>>>>
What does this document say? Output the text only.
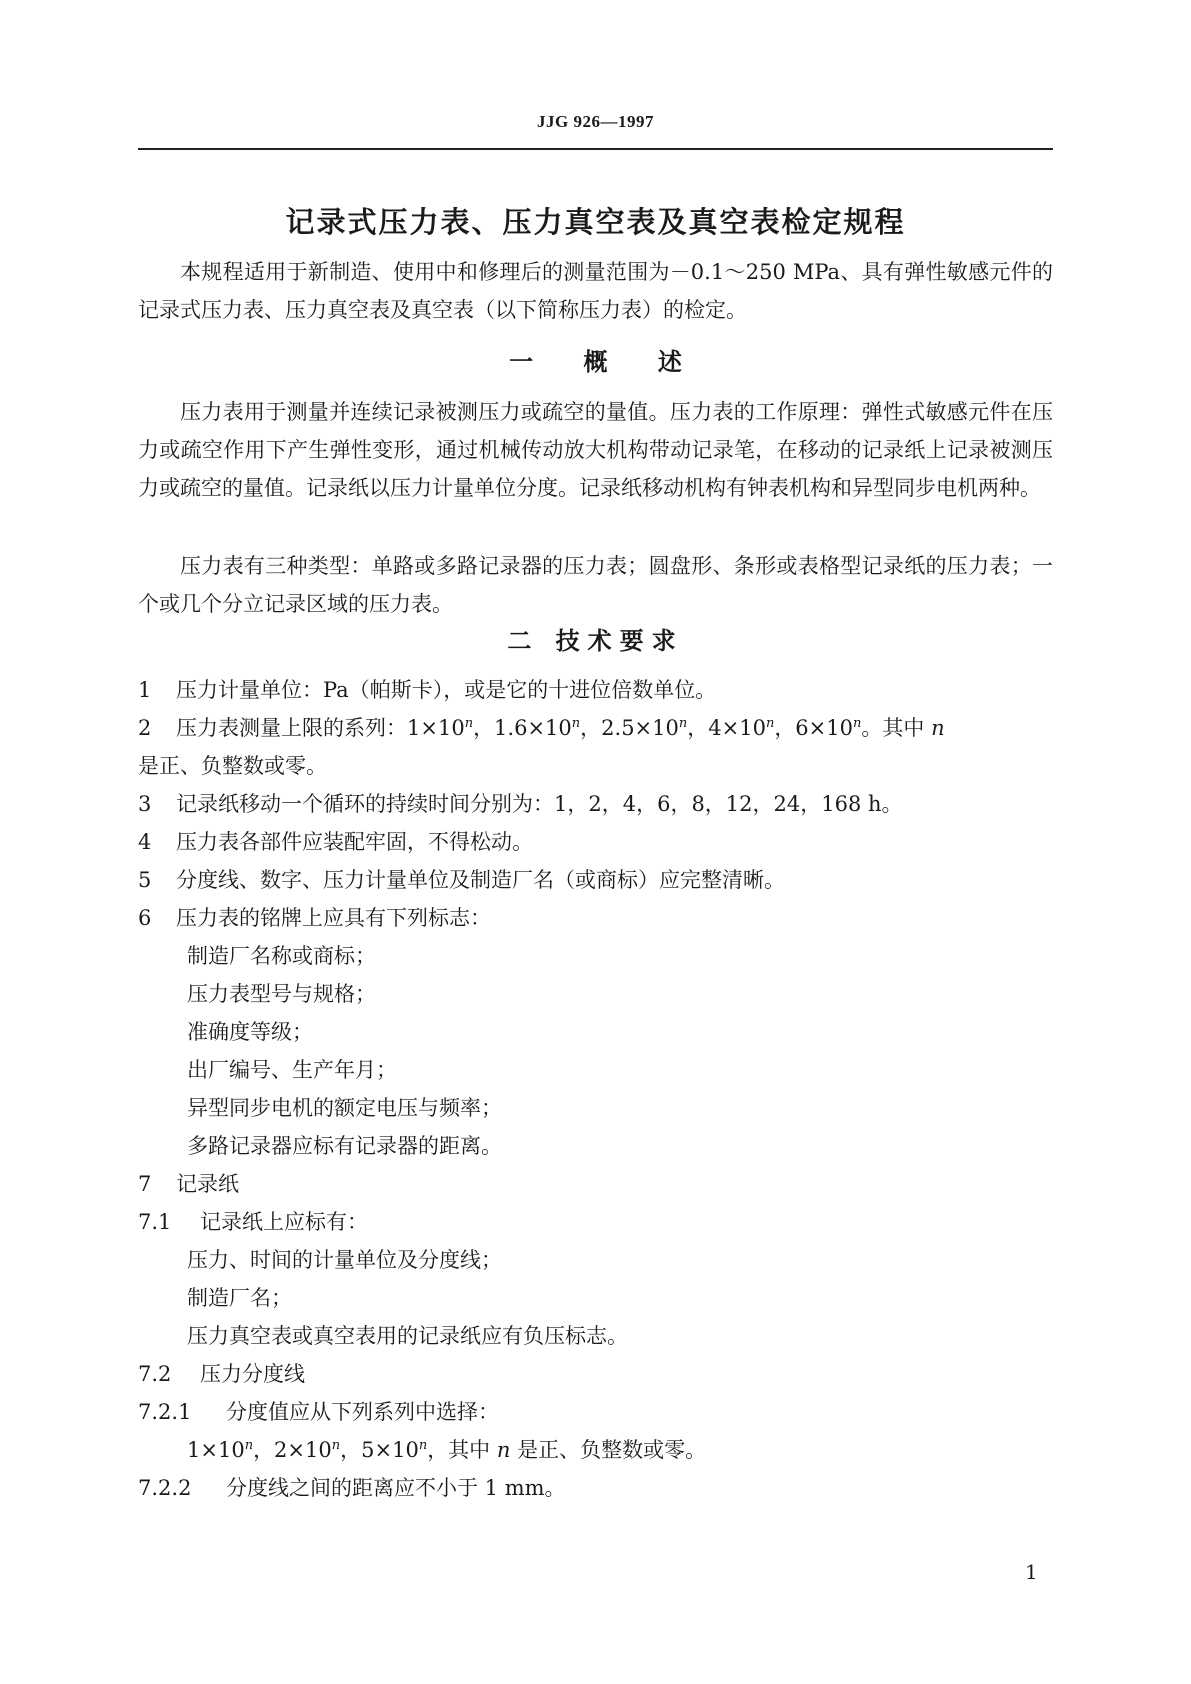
JJG 926—1997
记录式压力表、压力真空表及真空表检定规程
本规程适用于新制造、使用中和修理后的测量范围为－0.1～250 MPa、具有弹性敏感元件的记录式压力表、压力真空表及真空表（以下简称压力表）的检定。
一 概 述
压力表用于测量并连续记录被测压力或疏空的量值。压力表的工作原理：弹性式敏感元件在压力或疏空作用下产生弹性变形，通过机械传动放大机构带动记录笔，在移动的记录纸上记录被测压力或疏空的量值。记录纸以压力计量单位分度。记录纸移动机构有钟表机构和异型同步电机两种。
压力表有三种类型：单路或多路记录器的压力表；圆盘形、条形或表格型记录纸的压力表；一个或几个分立记录区域的压力表。
二 技术要求
1 压力计量单位：Pa（帕斯卡），或是它的十进位倍数单位。
2 压力表测量上限的系列：$1\times 10^n$，$1.6\times 10^n$，$2.5\times 10^n$，$4\times 10^n$，$6\times 10^n$。其中 n
是正、负整数或零。
3 记录纸移动一个循环的持续时间分别为：1，2，4，6，8，12，24，168 h。
4 压力表各部件应装配牢固，不得松动。
5 分度线、数字、压力计量单位及制造厂名（或商标）应完整清晰。
6 压力表的铭牌上应具有下列标志：
制造厂名称或商标；
压力表型号与规格；
准确度等级；
出厂编号、生产年月；
异型同步电机的额定电压与频率；
多路记录器应标有记录器的距离。
7 记录纸
7.1 记录纸上应标有：
压力、时间的计量单位及分度线；
制造厂名；
压力真空表或真空表用的记录纸应有负压标志。
7.2 压力分度线
7.2.1 分度值应从下列系列中选择：
$1\times 10^n$，$2\times 10^n$，$5\times 10^n$，其中 n 是正、负整数或零。
7.2.2 分度线之间的距离应不小于 1 mm。
1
<<<<
== YOUR INSTRUCTIONS ==
A faithful copy of the records above is needed, with the pictures left out.

== EXERCISE SOLUTION ==
What does this document say? Output the text only.
JJG 926—1997
记录式压力表、压力真空表及真空表检定规程
本规程适用于新制造、使用中和修理后的测量范围为－0.1～250 MPa、具有弹性敏感元件的记录式压力表、压力真空表及真空表（以下简称压力表）的检定。
一 概 述
压力表用于测量并连续记录被测压力或疏空的量值。压力表的工作原理：弹性式敏感元件在压力或疏空作用下产生弹性变形，通过机械传动放大机构带动记录笔，在移动的记录纸上记录被测压力或疏空的量值。记录纸以压力计量单位分度。记录纸移动机构有钟表机构和异型同步电机两种。
压力表有三种类型：单路或多路记录器的压力表；圆盘形、条形或表格型记录纸的压力表；一个或几个分立记录区域的压力表。
二 技术要求
1 压力计量单位：Pa（帕斯卡），或是它的十进位倍数单位。
2 压力表测量上限的系列：$1\times 10^n$，$1.6\times 10^n$，$2.5\times 10^n$，$4\times 10^n$，$6\times 10^n$。其中 n
是正、负整数或零。
3 记录纸移动一个循环的持续时间分别为：1，2，4，6，8，12，24，168 h。
4 压力表各部件应装配牢固，不得松动。
5 分度线、数字、压力计量单位及制造厂名（或商标）应完整清晰。
6 压力表的铭牌上应具有下列标志：
制造厂名称或商标；
压力表型号与规格；
准确度等级；
出厂编号、生产年月；
异型同步电机的额定电压与频率；
多路记录器应标有记录器的距离。
7 记录纸
7.1 记录纸上应标有：
压力、时间的计量单位及分度线；
制造厂名；
压力真空表或真空表用的记录纸应有负压标志。
7.2 压力分度线
7.2.1 分度值应从下列系列中选择：
$1\times 10^n$，$2\times 10^n$，$5\times 10^n$，其中 n 是正、负整数或零。
7.2.2 分度线之间的距离应不小于 1 mm。
1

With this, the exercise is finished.